> **RECORDS PROVIDED**:
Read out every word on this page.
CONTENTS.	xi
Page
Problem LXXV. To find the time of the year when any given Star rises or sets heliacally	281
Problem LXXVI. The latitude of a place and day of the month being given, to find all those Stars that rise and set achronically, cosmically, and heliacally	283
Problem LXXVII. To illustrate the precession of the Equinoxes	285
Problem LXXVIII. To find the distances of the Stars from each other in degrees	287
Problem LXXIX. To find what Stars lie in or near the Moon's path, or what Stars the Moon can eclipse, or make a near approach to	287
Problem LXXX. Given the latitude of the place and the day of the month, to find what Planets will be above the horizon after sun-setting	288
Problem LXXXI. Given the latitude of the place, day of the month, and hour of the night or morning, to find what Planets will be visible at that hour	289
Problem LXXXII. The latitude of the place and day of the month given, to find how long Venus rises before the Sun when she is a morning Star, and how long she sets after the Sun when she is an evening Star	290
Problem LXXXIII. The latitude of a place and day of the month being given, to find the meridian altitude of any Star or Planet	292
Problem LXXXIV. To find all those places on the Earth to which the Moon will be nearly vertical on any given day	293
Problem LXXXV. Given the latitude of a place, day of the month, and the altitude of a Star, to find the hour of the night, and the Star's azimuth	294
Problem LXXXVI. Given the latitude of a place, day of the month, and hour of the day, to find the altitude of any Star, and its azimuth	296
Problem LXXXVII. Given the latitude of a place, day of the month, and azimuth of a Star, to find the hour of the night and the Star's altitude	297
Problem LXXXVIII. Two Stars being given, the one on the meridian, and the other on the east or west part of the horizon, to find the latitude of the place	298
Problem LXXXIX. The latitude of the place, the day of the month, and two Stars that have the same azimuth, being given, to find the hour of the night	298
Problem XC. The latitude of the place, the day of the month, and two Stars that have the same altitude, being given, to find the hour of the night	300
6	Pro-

> **EXERCISE DESCRIPTION**:
Exactly reproduce all of the entries above.

> **SOLUTION FOR THIS EXERCISE**:
Read out every word on this page.
CONTENTS.	xi
Page
Problem LXXV. To find the time of the year when any given Star rises or sets heliacally	281
Problem LXXVI. The latitude of a place and day of the month being given, to find all those Stars that rise and set achronically, cosmically, and heliacally	283
Problem LXXVII. To illustrate the precession of the Equinoxes	285
Problem LXXVIII. To find the distances of the Stars from each other in degrees	287
Problem LXXIX. To find what Stars lie in or near the Moon's path, or what Stars the Moon can eclipse, or make a near approach to	287
Problem LXXX. Given the latitude of the place and the day of the month, to find what Planets will be above the horizon after sun-setting	288
Problem LXXXI. Given the latitude of the place, day of the month, and hour of the night or morning, to find what Planets will be visible at that hour	289
Problem LXXXII. The latitude of the place and day of the month given, to find how long Venus rises before the Sun when she is a morning Star, and how long she sets after the Sun when she is an evening Star	290
Problem LXXXIII. The latitude of a place and day of the month being given, to find the meridian altitude of any Star or Planet	292
Problem LXXXIV. To find all those places on the Earth to which the Moon will be nearly vertical on any given day	293
Problem LXXXV. Given the latitude of a place, day of the month, and the altitude of a Star, to find the hour of the night, and the Star's azimuth	294
Problem LXXXVI. Given the latitude of a place, day of the month, and hour of the day, to find the altitude of any Star, and its azimuth	296
Problem LXXXVII. Given the latitude of a place, day of the month, and azimuth of a Star, to find the hour of the night and the Star's altitude	297
Problem LXXXVIII. Two Stars being given, the one on the meridian, and the other on the east or west part of the horizon, to find the latitude of the place	298
Problem LXXXIX. The latitude of the place, the day of the month, and two Stars that have the same azimuth, being given, to find the hour of the night	298
Problem XC. The latitude of the place, the day of the month, and two Stars that have the same altitude, being given, to find the hour of the night	300
6	Pro-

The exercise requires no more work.